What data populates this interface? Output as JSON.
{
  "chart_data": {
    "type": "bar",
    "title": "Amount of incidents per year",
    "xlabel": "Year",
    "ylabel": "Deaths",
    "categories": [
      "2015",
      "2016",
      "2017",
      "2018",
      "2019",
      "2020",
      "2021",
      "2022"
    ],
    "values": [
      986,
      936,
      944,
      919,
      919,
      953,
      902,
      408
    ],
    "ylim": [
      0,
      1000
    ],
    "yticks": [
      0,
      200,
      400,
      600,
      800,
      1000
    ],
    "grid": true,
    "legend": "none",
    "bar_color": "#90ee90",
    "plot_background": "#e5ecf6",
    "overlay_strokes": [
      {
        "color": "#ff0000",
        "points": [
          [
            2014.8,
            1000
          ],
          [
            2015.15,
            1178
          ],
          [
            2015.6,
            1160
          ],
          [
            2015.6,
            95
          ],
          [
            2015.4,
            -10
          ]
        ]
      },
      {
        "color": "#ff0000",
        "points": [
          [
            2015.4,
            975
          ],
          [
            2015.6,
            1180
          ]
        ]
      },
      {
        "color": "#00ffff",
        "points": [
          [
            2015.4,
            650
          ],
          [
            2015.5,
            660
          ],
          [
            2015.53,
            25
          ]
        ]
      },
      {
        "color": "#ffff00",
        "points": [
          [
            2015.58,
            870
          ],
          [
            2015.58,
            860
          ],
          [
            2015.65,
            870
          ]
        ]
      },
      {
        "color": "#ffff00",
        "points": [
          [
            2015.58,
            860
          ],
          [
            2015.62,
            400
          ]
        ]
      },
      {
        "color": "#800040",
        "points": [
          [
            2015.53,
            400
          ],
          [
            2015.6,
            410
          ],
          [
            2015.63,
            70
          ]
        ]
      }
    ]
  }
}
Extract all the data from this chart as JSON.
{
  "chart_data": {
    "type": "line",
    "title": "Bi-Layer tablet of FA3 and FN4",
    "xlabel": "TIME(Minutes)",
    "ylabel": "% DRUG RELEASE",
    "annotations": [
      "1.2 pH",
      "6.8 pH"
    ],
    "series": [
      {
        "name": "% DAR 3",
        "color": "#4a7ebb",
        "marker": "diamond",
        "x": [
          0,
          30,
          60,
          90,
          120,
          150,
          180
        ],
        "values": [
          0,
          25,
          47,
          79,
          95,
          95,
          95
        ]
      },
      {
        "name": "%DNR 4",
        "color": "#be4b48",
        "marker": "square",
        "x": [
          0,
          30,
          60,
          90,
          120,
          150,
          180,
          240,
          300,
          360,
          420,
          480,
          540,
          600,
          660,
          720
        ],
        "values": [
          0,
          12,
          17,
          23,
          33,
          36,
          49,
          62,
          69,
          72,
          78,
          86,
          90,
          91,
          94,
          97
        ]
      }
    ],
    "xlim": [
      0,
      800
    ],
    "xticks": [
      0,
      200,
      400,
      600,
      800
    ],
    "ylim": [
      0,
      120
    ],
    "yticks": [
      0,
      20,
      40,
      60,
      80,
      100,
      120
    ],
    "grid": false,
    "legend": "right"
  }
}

— Required task —
Return all of the data exactly as it reads.

— Solution to the exercise —
What data populates this interface? Output as JSON.
{
  "chart_data": {
    "type": "bar",
    "title": "Amount of incidents per year",
    "xlabel": "Year",
    "ylabel": "Deaths",
    "categories": [
      "2015",
      "2016",
      "2017",
      "2018",
      "2019",
      "2020",
      "2021",
      "2022"
    ],
    "values": [
      986,
      936,
      944,
      919,
      919,
      953,
      902,
      408
    ],
    "ylim": [
      0,
      1000
    ],
    "yticks": [
      0,
      200,
      400,
      600,
      800,
      1000
    ],
    "grid": true,
    "legend": "none",
    "bar_color": "#90ee90",
    "plot_background": "#e5ecf6",
    "overlay_strokes": [
      {
        "color": "#ff0000",
        "points": [
          [
            2014.8,
            1000
          ],
          [
            2015.15,
            1178
          ],
          [
            2015.6,
            1160
          ],
          [
            2015.6,
            95
          ],
          [
            2015.4,
            -10
          ]
        ]
      },
      {
        "color": "#ff0000",
        "points": [
          [
            2015.4,
            975
          ],
          [
            2015.6,
            1180
          ]
        ]
      },
      {
        "color": "#00ffff",
        "points": [
          [
            2015.4,
            650
          ],
          [
            2015.5,
            660
          ],
          [
            2015.53,
            25
          ]
        ]
      },
      {
        "color": "#ffff00",
        "points": [
          [
            2015.58,
            870
          ],
          [
            2015.58,
            860
          ],
          [
            2015.65,
            870
          ]
        ]
      },
      {
        "color": "#ffff00",
        "points": [
          [
            2015.58,
            860
          ],
          [
            2015.62,
            400
          ]
        ]
      },
      {
        "color": "#800040",
        "points": [
          [
            2015.53,
            400
          ],
          [
            2015.6,
            410
          ],
          [
            2015.63,
            70
          ]
        ]
      }
    ]
  }
}
Extract all the data from this chart as JSON.
{
  "chart_data": {
    "type": "line",
    "title": "Bi-Layer tablet of FA3 and FN4",
    "xlabel": "TIME(Minutes)",
    "ylabel": "% DRUG RELEASE",
    "annotations": [
      "1.2 pH",
      "6.8 pH"
    ],
    "series": [
      {
        "name": "% DAR 3",
        "color": "#4a7ebb",
        "marker": "diamond",
        "x": [
          0,
          30,
          60,
          90,
          120,
          150,
          180
        ],
        "values": [
          0,
          25,
          47,
          79,
          95,
          95,
          95
        ]
      },
      {
        "name": "%DNR 4",
        "color": "#be4b48",
        "marker": "square",
        "x": [
          0,
          30,
          60,
          90,
          120,
          150,
          180,
          240,
          300,
          360,
          420,
          480,
          540,
          600,
          660,
          720
        ],
        "values": [
          0,
          12,
          17,
          23,
          33,
          36,
          49,
          62,
          69,
          72,
          78,
          86,
          90,
          91,
          94,
          97
        ]
      }
    ],
    "xlim": [
      0,
      800
    ],
    "xticks": [
      0,
      200,
      400,
      600,
      800
    ],
    "ylim": [
      0,
      120
    ],
    "yticks": [
      0,
      20,
      40,
      60,
      80,
      100,
      120
    ],
    "grid": false,
    "legend": "right"
  }
}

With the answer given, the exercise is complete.